[Entries taken from a collection]
------------------------------------------------------------

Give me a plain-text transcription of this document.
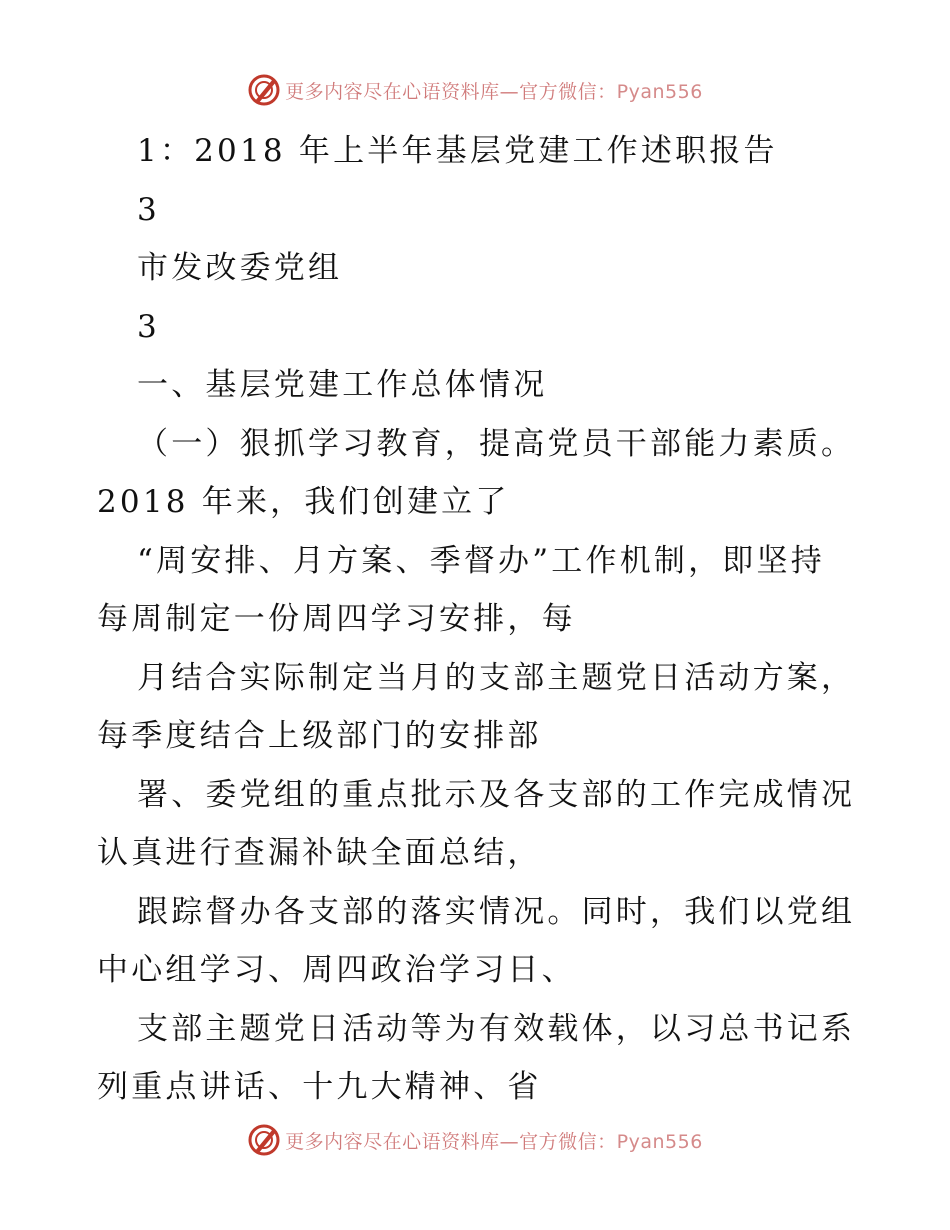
更多内容尽在心语资料库—官方微信：Pyan556
1：2018 年上半年基层党建工作述职报告
3
市发改委党组
3
一、基层党建工作总体情况
（一）狠抓学习教育，提高党员干部能力素质。
2018 年来，我们创建立了
“周安排、月方案、季督办”工作机制，即坚持
每周制定一份周四学习安排，每
月结合实际制定当月的支部主题党日活动方案，
每季度结合上级部门的安排部
署、委党组的重点批示及各支部的工作完成情况
认真进行查漏补缺全面总结，
跟踪督办各支部的落实情况。同时，我们以党组
中心组学习、周四政治学习日、
支部主题党日活动等为有效载体，以习总书记系
列重点讲话、十九大精神、省
更多内容尽在心语资料库—官方微信：Pyan556
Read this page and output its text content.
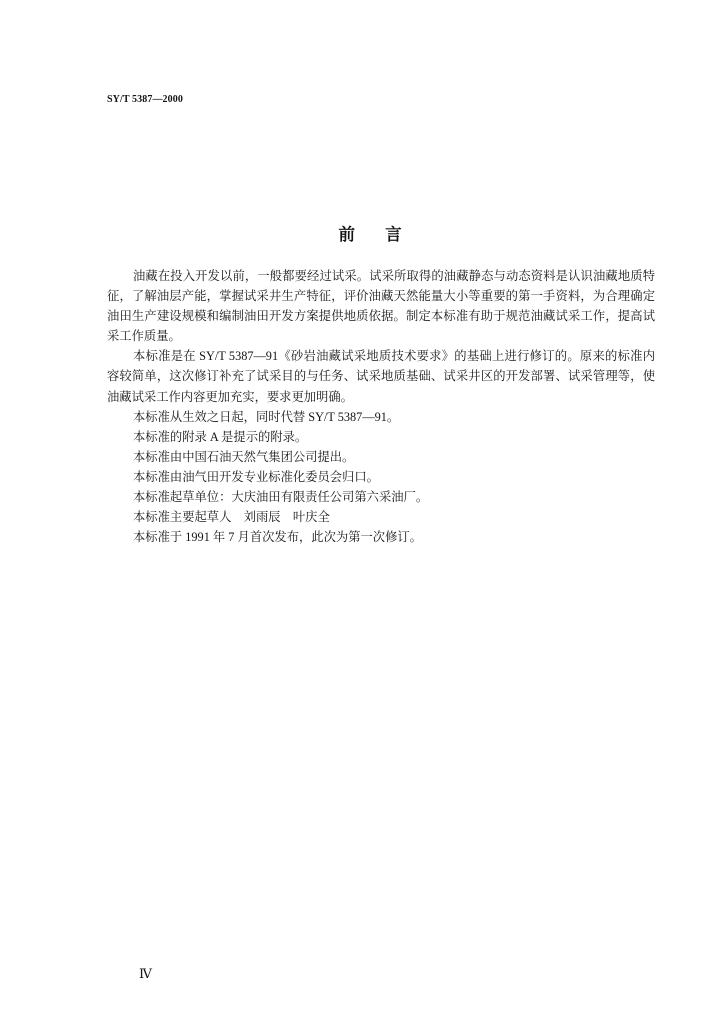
SY/T 5387—2000
前 言
油藏在投入开发以前，一般都要经过试采。试采所取得的油藏静态与动态资料是认识油藏地质特
征，了解油层产能，掌握试采井生产特征，评价油藏天然能量大小等重要的第一手资料，为合理确定
油田生产建设规模和编制油田开发方案提供地质依据。制定本标准有助于规范油藏试采工作，提高试
采工作质量。
本标准是在 SY/T 5387—91《砂岩油藏试采地质技术要求》的基础上进行修订的。原来的标准内
容较简单，这次修订补充了试采目的与任务、试采地质基础、试采井区的开发部署、试采管理等，使
油藏试采工作内容更加充实，要求更加明确。
本标准从生效之日起，同时代替 SY/T 5387—91。
本标准的附录 A 是提示的附录。
本标准由中国石油天然气集团公司提出。
本标准由油气田开发专业标准化委员会归口。
本标准起草单位：大庆油田有限责任公司第六采油厂。
本标准主要起草人　刘雨辰　叶庆全
本标准于 1991 年 7 月首次发布，此次为第一次修订。
Ⅳ
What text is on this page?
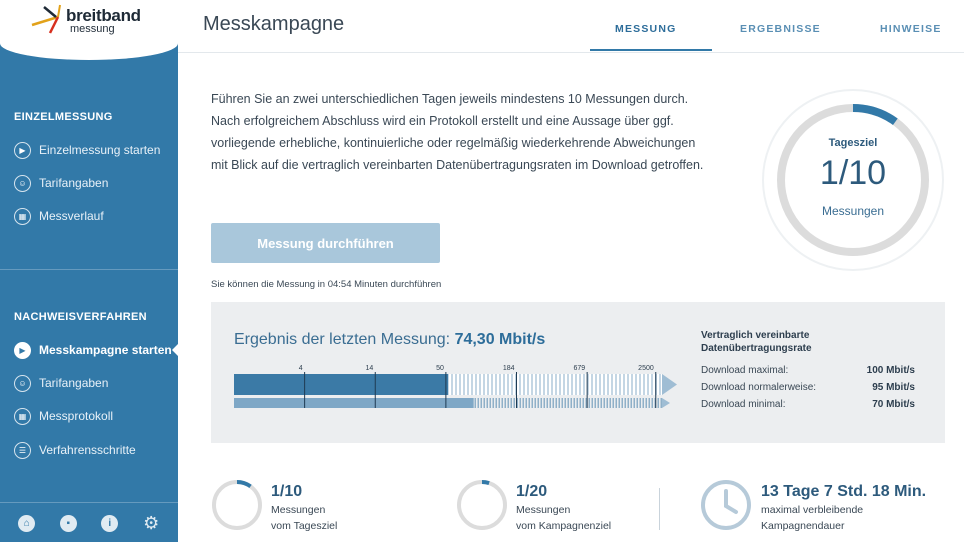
breitband
messung
EINZELMESSUNG
▶	Einzelmessung starten
☺	Tarifangaben
▦	Messverlauf
NACHWEISVERFAHREN
▶	Messkampagne starten
☺	Tarifangaben
▦	Messprotokoll
☰	Verfahrensschritte
⌂	▪	i	⚙
Messkampagne	MESSUNG	ERGEBNISSE	HINWEISE

Führen Sie an zwei unterschiedlichen Tagen jeweils mindestens 10 Messungen durch. Nach erfolgreichem Abschluss wird ein Protokoll erstellt und eine Aussage über ggf. vorliegende erhebliche, kontinuierliche oder regelmäßig wiederkehrende Abweichungen mit Blick auf die vertraglich vereinbarten Datenübertragungsraten im Download getroffen.

Messung durchführen
Sie können die Messung in 04:54 Minuten durchführen
Tagesziel
1/10
Messungen
Ergebnis der letzten Messung: 74,30 Mbit/s
4	14	50	184	679	2500
Vertraglich vereinbarte
Datenübertragungsrate
Download maximal:	100 Mbit/s
Download normalerweise:	95 Mbit/s
Download minimal:	70 Mbit/s
1/10
Messungen
vom Tagesziel
1/20
Messungen
vom Kampagnenziel
13 Tage 7 Std. 18 Min.
maximal verbleibende
Kampagnendauer
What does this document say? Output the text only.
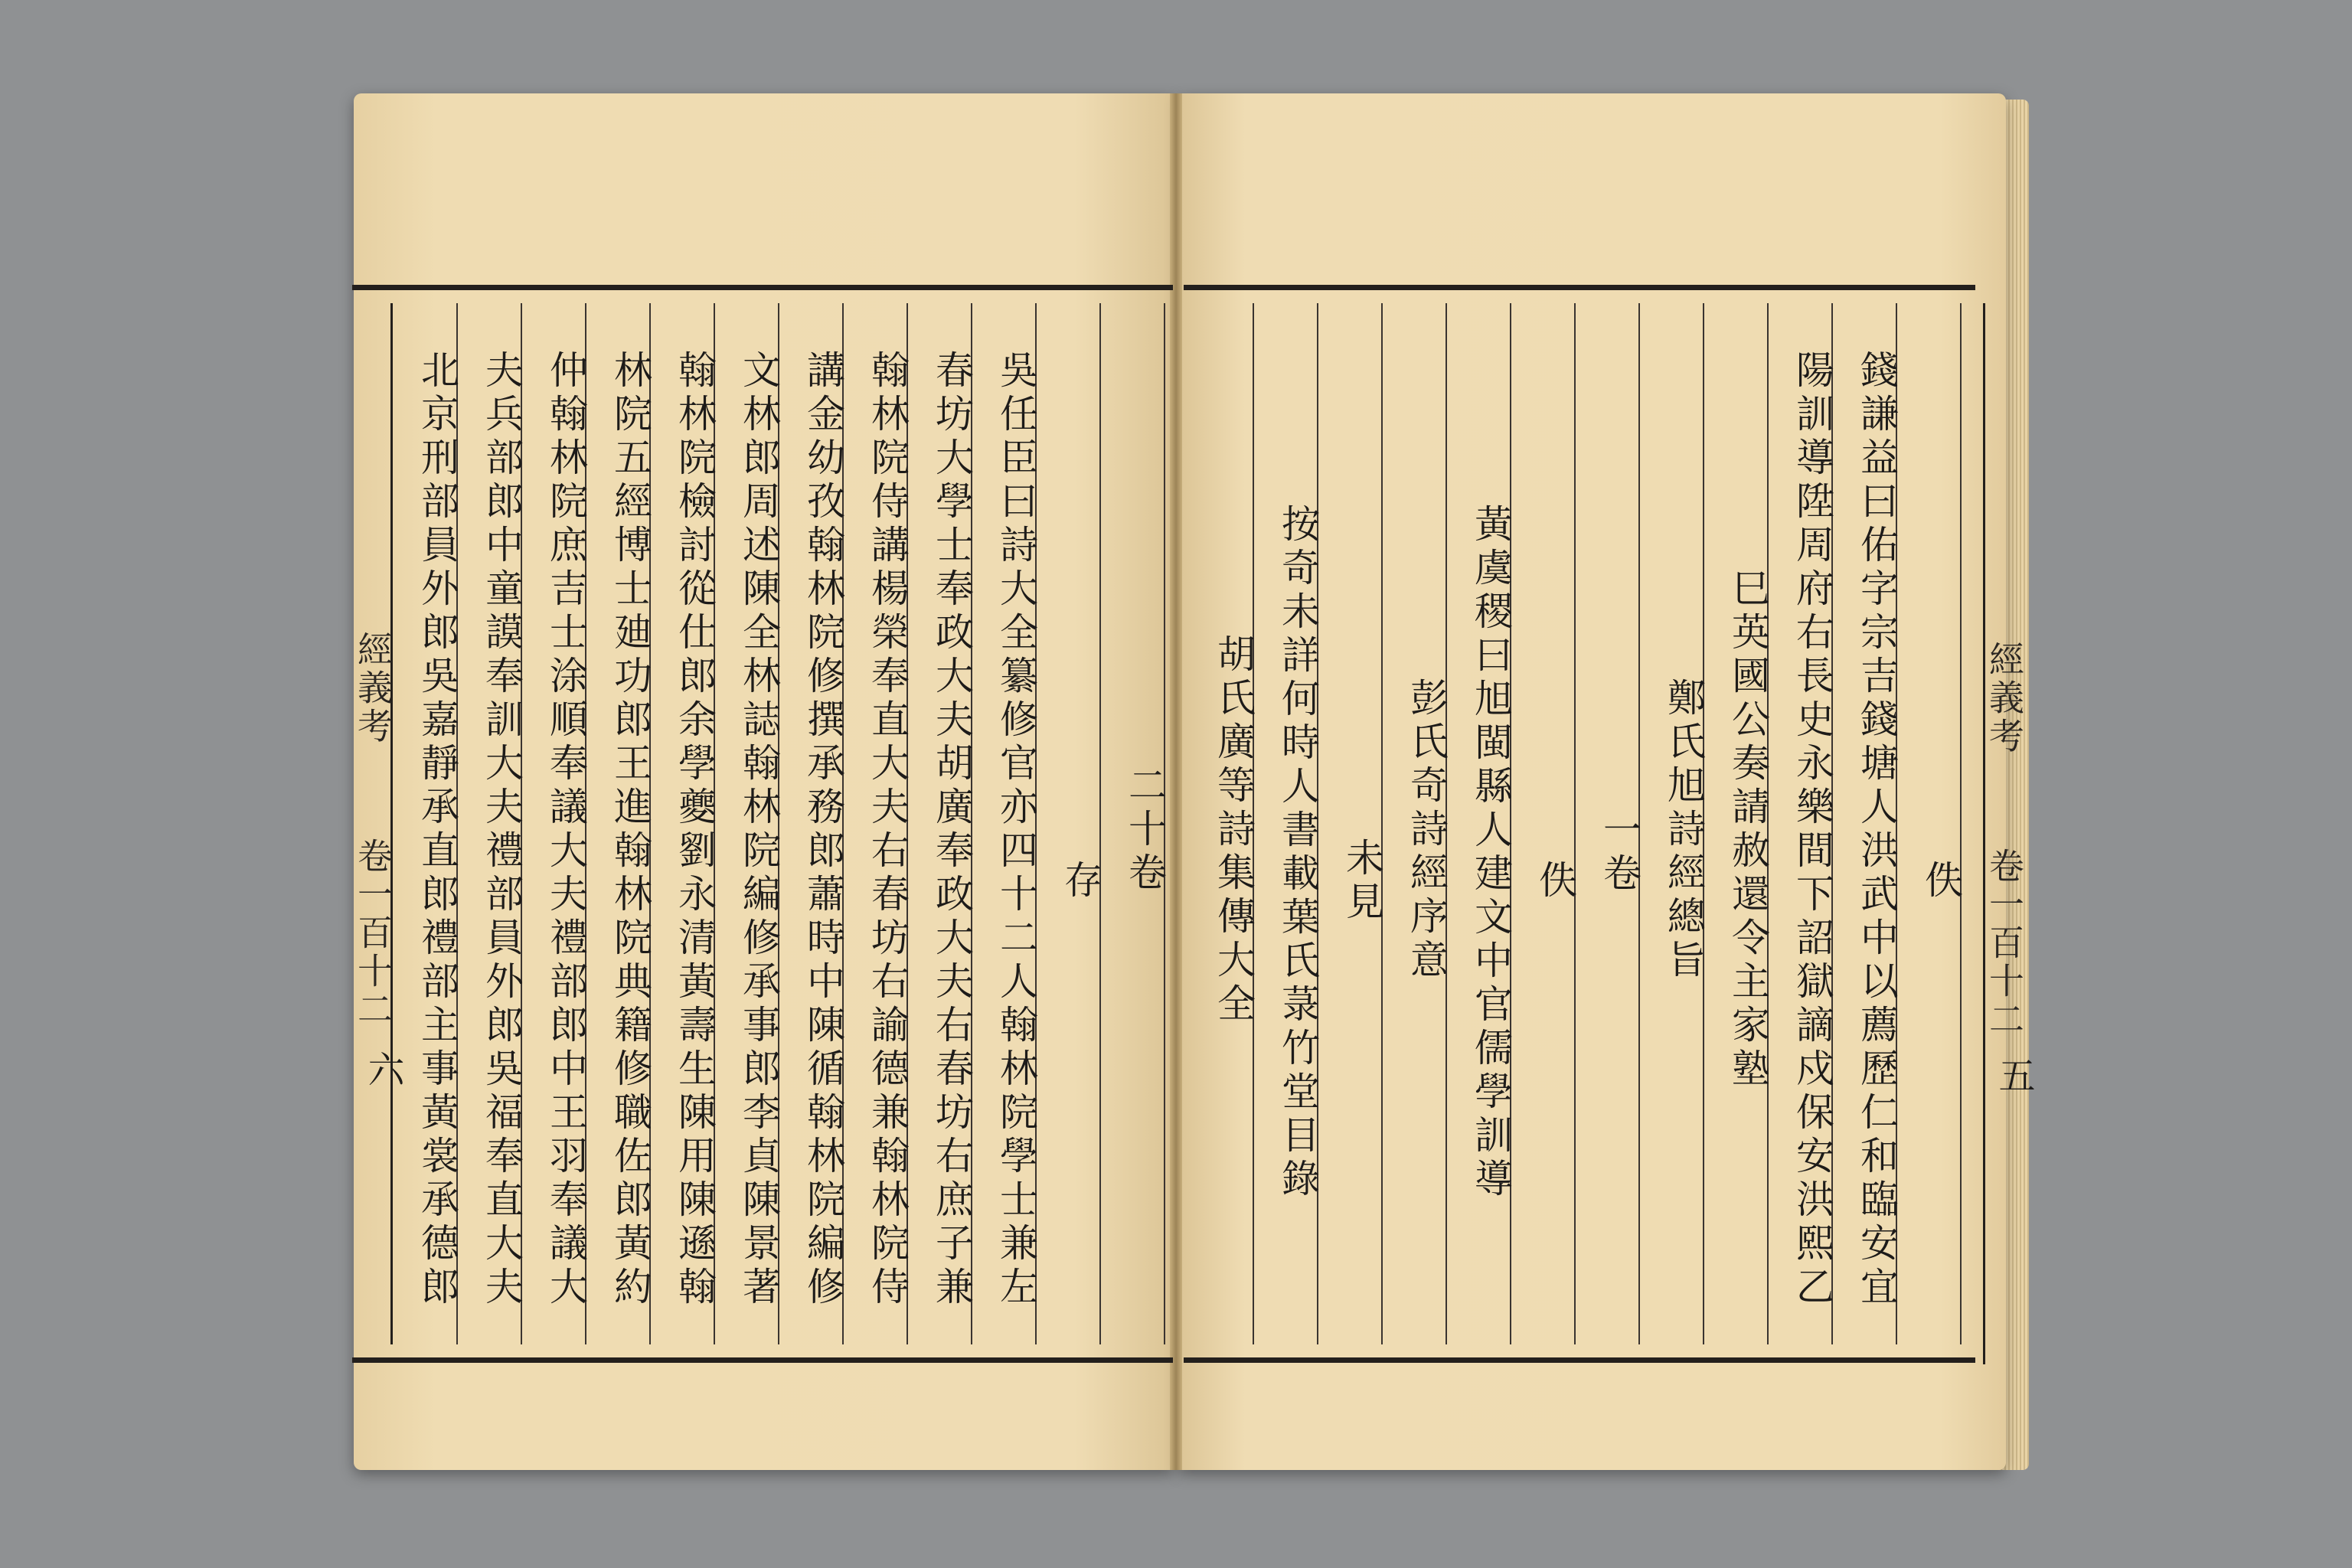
經義考
卷一百十二
六
二十卷
存
吳任臣曰詩大全纂修官亦四十二人翰林院學士兼左
春坊大學士奉政大夫胡廣奉政大夫右春坊右庶子兼
翰林院侍講楊榮奉直大夫右春坊右諭德兼翰林院侍
講金幼孜翰林院修撰承務郎蕭時中陳循翰林院編修
文林郎周述陳全林誌翰林院編修承事郎李貞陳景著
翰林院檢討從仕郎余學夔劉永清黃壽生陳用陳遜翰
林院五經博士廸功郎王進翰林院典籍修職佐郎黃約
仲翰林院庶吉士涂順奉議大夫禮部郎中王羽奉議大
夫兵部郎中童謨奉訓大夫禮部員外郎吳福奉直大夫
北京刑部員外郎吳嘉靜承直郎禮部主事黃裳承德郎	佚
錢謙益曰佑字宗吉錢塘人洪武中以薦歷仁和臨安宜
陽訓導陞周府右長史永樂間下詔獄謫戍保安洪熙乙
巳英國公奏請赦還令主家塾
鄭氏旭詩經總旨
一卷
佚
黃虞稷曰旭閩縣人建文中官儒學訓導
彭氏奇詩經序意
未見
按奇未詳何時人書載葉氏菉竹堂目錄
胡氏廣等詩集傳大全	經義考
卷一百十二
五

------------------------------------------------------------

JOB
Reproduce each record from above exactly; pictures do not belong in the copy.

WRITTEN ANSWER
Give me a plain-text transcription of this document.
更多内容尽在心语资料库—官方微信：Pyan556
1：2018 年上半年基层党建工作述职报告
3
市发改委党组
3
一、基层党建工作总体情况
（一）狠抓学习教育，提高党员干部能力素质。
2018 年来，我们创建立了
“周安排、月方案、季督办”工作机制，即坚持
每周制定一份周四学习安排，每
月结合实际制定当月的支部主题党日活动方案，
每季度结合上级部门的安排部
署、委党组的重点批示及各支部的工作完成情况
认真进行查漏补缺全面总结，
跟踪督办各支部的落实情况。同时，我们以党组
中心组学习、周四政治学习日、
支部主题党日活动等为有效载体，以习总书记系
列重点讲话、十九大精神、省
更多内容尽在心语资料库—官方微信：Pyan556
Read this page and output its text content.
SY/T 5387—2000
前 言
油藏在投入开发以前，一般都要经过试采。试采所取得的油藏静态与动态资料是认识油藏地质特
征，了解油层产能，掌握试采井生产特征，评价油藏天然能量大小等重要的第一手资料，为合理确定
油田生产建设规模和编制油田开发方案提供地质依据。制定本标准有助于规范油藏试采工作，提高试
采工作质量。
本标准是在 SY/T 5387—91《砂岩油藏试采地质技术要求》的基础上进行修订的。原来的标准内
容较简单，这次修订补充了试采目的与任务、试采地质基础、试采井区的开发部署、试采管理等，使
油藏试采工作内容更加充实，要求更加明确。
本标准从生效之日起，同时代替 SY/T 5387—91。
本标准的附录 A 是提示的附录。
本标准由中国石油天然气集团公司提出。
本标准由油气田开发专业标准化委员会归口。
本标准起草单位：大庆油田有限责任公司第六采油厂。
本标准主要起草人　刘雨辰　叶庆全
本标准于 1991 年 7 月首次发布，此次为第一次修订。
Ⅳ
What text is on this page?
breitband
messung
EINZELMESSUNG
▶	Einzelmessung starten
☺	Tarifangaben
▦	Messverlauf
NACHWEISVERFAHREN
▶	Messkampagne starten
☺	Tarifangaben
▦	Messprotokoll
☰	Verfahrensschritte
⌂	▪	i	⚙
Messkampagne	MESSUNG	ERGEBNISSE	HINWEISE

Führen Sie an zwei unterschiedlichen Tagen jeweils mindestens 10 Messungen durch. Nach erfolgreichem Abschluss wird ein Protokoll erstellt und eine Aussage über ggf. vorliegende erhebliche, kontinuierliche oder regelmäßig wiederkehrende Abweichungen mit Blick auf die vertraglich vereinbarten Datenübertragungsraten im Download getroffen.

Messung durchführen
Sie können die Messung in 04:54 Minuten durchführen
Tagesziel
1/10
Messungen
Ergebnis der letzten Messung: 74,30 Mbit/s
4	14	50	184	679	2500
Vertraglich vereinbarte
Datenübertragungsrate
Download maximal:	100 Mbit/s
Download normalerweise:	95 Mbit/s
Download minimal:	70 Mbit/s
1/10
Messungen
vom Tagesziel
1/20
Messungen
vom Kampagnenziel
13 Tage 7 Std. 18 Min.
maximal verbleibende
Kampagnendauer
What does this document say? Output the text only.
經義考
卷一百十二
六
二十卷
存
吳任臣曰詩大全纂修官亦四十二人翰林院學士兼左
春坊大學士奉政大夫胡廣奉政大夫右春坊右庶子兼
翰林院侍講楊榮奉直大夫右春坊右諭德兼翰林院侍
講金幼孜翰林院修撰承務郎蕭時中陳循翰林院編修
文林郎周述陳全林誌翰林院編修承事郎李貞陳景著
翰林院檢討從仕郎余學夔劉永清黃壽生陳用陳遜翰
林院五經博士廸功郎王進翰林院典籍修職佐郎黃約
仲翰林院庶吉士涂順奉議大夫禮部郎中王羽奉議大
夫兵部郎中童謨奉訓大夫禮部員外郎吳福奉直大夫
北京刑部員外郎吳嘉靜承直郎禮部主事黃裳承德郎	佚
錢謙益曰佑字宗吉錢塘人洪武中以薦歷仁和臨安宜
陽訓導陞周府右長史永樂間下詔獄謫戍保安洪熙乙
巳英國公奏請赦還令主家塾
鄭氏旭詩經總旨
一卷
佚
黃虞稷曰旭閩縣人建文中官儒學訓導
彭氏奇詩經序意
未見
按奇未詳何時人書載葉氏菉竹堂目錄
胡氏廣等詩集傳大全	經義考
卷一百十二
五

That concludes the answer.